§ **Collected data entries**:
>> Start

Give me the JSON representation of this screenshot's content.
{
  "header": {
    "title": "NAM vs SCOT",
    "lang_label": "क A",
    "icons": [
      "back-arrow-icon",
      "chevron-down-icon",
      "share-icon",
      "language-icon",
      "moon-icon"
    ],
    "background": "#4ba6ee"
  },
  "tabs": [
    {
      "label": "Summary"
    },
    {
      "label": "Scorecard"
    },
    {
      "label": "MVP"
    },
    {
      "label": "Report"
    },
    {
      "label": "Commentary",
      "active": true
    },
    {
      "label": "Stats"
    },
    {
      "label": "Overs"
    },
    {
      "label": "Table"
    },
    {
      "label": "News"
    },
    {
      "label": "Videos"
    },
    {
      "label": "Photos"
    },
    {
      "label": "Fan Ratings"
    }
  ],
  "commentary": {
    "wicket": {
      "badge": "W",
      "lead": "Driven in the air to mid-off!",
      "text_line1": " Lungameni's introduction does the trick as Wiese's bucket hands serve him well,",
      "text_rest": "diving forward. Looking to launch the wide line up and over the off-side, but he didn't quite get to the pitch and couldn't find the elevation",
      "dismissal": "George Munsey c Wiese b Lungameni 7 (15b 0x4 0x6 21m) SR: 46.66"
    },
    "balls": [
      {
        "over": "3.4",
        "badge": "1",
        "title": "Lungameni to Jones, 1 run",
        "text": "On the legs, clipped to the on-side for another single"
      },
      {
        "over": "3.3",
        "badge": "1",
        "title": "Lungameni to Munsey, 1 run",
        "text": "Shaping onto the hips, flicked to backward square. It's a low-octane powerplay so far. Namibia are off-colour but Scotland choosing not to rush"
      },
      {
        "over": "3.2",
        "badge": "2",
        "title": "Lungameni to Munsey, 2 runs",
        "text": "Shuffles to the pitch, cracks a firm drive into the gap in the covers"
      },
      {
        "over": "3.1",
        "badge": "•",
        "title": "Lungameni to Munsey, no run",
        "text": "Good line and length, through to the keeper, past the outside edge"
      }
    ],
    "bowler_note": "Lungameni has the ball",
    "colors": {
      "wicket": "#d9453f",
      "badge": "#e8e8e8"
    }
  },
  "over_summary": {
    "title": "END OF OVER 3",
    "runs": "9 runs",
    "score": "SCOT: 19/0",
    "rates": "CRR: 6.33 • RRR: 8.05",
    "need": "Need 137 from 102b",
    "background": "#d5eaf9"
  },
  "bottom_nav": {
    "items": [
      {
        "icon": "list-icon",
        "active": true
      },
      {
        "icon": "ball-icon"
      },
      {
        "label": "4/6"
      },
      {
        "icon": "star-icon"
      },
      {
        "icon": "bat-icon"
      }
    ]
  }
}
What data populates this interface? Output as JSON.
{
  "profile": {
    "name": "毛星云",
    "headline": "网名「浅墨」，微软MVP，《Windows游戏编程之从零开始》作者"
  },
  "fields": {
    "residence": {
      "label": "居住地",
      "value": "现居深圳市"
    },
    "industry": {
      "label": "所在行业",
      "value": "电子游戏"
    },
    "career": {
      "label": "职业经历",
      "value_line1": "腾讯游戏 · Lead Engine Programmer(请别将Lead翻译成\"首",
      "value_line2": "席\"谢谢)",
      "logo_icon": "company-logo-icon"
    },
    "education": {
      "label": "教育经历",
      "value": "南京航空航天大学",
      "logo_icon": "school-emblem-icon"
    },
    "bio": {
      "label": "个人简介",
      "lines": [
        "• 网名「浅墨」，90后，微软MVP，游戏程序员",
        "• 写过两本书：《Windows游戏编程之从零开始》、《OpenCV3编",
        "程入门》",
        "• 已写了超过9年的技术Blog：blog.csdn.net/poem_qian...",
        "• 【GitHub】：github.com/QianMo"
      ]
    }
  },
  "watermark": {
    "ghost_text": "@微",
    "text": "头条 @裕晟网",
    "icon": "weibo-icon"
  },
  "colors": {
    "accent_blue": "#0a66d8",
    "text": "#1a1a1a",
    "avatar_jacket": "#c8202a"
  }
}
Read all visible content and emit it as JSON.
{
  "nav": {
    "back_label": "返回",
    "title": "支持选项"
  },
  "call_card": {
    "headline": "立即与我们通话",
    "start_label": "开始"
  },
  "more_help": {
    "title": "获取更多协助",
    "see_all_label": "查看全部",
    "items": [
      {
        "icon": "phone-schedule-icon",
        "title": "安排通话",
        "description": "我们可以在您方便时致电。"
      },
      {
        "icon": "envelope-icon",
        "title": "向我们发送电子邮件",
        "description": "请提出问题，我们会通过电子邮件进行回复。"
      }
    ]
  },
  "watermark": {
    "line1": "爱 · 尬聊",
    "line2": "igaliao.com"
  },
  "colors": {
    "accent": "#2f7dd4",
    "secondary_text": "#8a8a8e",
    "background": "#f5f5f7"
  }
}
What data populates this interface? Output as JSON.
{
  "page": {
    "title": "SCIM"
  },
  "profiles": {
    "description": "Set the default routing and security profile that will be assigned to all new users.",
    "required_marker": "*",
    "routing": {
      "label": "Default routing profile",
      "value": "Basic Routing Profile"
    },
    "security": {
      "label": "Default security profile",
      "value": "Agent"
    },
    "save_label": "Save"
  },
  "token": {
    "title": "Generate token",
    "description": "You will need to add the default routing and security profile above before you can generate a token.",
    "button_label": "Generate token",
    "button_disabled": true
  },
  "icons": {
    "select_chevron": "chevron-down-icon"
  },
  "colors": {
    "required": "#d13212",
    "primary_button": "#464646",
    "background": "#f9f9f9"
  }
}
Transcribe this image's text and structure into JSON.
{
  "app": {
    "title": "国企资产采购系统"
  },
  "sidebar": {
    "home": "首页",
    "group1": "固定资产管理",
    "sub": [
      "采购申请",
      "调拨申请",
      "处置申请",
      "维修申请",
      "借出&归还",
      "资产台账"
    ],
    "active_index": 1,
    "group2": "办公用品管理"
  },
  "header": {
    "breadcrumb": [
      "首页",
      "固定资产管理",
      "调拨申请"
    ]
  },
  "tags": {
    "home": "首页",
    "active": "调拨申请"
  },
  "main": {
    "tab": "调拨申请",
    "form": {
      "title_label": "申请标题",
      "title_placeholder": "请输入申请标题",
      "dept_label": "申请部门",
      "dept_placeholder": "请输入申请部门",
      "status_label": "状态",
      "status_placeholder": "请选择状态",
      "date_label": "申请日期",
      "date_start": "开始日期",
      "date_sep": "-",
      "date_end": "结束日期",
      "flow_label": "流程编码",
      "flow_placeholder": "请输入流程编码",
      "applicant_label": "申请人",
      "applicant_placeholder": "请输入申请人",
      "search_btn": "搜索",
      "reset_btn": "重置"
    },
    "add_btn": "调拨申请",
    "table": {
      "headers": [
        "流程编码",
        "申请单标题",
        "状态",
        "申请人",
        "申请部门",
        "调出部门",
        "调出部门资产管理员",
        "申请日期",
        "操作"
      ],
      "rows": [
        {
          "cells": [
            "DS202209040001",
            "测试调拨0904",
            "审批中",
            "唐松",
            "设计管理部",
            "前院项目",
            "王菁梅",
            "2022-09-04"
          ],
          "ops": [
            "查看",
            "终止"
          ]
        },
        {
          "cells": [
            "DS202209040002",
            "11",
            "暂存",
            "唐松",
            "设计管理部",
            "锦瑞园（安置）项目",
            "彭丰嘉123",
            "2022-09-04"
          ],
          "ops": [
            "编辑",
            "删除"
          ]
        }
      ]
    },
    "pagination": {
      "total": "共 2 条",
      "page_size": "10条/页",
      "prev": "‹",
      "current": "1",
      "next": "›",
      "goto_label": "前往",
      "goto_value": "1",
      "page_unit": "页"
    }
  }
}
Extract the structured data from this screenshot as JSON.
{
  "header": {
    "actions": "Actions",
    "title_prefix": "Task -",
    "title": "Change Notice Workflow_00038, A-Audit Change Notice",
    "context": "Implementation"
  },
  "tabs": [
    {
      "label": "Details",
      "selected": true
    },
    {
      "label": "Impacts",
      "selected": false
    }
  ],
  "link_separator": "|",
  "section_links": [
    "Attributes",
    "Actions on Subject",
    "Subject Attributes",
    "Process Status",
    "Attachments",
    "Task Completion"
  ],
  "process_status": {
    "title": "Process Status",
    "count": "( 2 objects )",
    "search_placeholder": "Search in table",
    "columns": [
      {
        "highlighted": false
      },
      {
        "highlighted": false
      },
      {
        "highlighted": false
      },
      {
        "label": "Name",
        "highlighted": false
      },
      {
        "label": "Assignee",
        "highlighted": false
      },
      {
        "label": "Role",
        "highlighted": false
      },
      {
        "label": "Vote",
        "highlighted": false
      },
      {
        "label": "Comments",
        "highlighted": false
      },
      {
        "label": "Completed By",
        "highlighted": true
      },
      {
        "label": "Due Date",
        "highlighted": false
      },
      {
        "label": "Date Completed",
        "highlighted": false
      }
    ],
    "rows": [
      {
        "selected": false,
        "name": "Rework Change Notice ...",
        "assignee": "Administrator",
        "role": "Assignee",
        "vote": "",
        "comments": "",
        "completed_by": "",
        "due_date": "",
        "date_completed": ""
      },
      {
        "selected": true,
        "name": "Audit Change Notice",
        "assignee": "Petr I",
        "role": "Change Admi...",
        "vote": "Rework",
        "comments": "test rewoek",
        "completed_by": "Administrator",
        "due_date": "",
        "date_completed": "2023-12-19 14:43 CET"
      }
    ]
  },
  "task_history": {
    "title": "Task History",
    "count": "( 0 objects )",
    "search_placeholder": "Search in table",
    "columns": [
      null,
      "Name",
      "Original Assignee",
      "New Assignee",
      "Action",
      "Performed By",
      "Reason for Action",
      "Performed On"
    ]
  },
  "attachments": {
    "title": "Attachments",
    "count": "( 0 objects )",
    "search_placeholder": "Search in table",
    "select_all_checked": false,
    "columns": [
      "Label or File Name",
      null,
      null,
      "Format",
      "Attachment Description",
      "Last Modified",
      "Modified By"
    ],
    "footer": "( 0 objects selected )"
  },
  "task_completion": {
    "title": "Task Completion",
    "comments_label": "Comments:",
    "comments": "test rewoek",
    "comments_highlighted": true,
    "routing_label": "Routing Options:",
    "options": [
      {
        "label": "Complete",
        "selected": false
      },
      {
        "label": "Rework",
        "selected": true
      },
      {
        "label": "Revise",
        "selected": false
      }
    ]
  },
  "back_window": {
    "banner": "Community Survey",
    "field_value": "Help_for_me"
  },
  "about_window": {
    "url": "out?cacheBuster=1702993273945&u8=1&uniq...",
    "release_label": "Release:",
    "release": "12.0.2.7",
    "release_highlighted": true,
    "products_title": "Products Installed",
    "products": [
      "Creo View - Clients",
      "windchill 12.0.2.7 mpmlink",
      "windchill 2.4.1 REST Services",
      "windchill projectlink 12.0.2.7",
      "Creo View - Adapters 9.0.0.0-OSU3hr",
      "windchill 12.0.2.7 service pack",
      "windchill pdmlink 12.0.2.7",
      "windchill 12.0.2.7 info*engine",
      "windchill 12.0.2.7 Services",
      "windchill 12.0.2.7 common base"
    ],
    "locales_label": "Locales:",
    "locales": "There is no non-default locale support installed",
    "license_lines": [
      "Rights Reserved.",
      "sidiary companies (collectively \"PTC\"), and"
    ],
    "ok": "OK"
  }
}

>> End

§ **Given task**: In the records above, find each line holding "windchill" and copy it.

§ **Full solution**:
      "windchill 12.0.2.7 mpmlink",
      "windchill 2.4.1 REST Services",
      "windchill projectlink 12.0.2.7",
      "windchill 12.0.2.7 service pack",
      "windchill pdmlink 12.0.2.7",
      "windchill 12.0.2.7 info*engine",
      "windchill 12.0.2.7 Services",
      "windchill 12.0.2.7 common base"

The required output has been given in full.